- Material for this task -
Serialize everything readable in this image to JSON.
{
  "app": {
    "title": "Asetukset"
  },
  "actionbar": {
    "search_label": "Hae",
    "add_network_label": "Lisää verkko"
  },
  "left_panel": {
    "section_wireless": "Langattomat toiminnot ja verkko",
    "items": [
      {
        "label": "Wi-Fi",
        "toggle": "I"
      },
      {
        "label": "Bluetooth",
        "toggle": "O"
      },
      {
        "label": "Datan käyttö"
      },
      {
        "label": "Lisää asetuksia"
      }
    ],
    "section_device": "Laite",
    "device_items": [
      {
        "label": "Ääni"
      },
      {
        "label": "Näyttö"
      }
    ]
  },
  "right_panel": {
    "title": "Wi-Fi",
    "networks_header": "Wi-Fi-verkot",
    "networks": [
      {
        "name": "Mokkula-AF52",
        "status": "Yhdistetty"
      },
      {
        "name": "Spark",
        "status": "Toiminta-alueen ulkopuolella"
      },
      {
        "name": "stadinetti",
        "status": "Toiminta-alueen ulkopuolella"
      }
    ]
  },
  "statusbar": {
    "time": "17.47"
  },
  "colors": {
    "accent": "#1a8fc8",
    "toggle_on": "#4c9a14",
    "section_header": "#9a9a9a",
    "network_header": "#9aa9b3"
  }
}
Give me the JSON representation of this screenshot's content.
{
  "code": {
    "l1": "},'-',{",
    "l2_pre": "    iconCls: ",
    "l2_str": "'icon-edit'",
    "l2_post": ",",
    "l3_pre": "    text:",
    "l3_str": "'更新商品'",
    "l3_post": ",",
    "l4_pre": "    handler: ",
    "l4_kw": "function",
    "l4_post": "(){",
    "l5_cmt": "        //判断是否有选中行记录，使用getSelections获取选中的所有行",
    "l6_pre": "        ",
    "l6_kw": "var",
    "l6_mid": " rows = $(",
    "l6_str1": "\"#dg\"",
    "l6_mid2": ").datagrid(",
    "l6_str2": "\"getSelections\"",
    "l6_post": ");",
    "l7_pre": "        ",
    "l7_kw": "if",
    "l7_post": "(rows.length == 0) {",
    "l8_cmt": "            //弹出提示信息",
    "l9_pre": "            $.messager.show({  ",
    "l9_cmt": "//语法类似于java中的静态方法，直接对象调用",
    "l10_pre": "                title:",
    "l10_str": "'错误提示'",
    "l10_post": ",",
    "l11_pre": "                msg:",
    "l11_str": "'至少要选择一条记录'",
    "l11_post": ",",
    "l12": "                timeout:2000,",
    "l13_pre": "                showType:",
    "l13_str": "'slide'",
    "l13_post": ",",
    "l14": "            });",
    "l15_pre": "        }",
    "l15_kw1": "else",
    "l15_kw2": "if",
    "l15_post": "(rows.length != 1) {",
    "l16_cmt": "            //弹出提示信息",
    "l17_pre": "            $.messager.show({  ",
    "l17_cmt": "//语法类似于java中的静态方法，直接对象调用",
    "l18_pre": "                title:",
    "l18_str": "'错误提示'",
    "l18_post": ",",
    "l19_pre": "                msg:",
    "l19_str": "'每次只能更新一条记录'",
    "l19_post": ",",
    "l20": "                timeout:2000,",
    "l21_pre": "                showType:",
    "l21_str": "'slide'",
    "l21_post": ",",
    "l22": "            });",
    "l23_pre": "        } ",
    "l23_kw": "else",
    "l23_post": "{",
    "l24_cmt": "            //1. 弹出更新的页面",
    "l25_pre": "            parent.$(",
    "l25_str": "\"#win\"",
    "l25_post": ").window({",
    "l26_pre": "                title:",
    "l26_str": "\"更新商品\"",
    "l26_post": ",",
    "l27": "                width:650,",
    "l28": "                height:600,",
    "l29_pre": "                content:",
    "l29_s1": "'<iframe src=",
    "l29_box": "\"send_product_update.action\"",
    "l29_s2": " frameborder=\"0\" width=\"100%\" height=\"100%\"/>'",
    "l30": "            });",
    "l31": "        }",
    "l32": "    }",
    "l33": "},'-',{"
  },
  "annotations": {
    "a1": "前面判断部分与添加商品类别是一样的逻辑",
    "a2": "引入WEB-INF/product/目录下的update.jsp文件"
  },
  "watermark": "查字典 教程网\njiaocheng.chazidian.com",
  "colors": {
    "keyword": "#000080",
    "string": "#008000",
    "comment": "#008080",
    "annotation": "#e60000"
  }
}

- Problem to solve -
Looking at the records above, say how many lines hold the string "JSON". Write nothing but the number.

- Expected answer -
2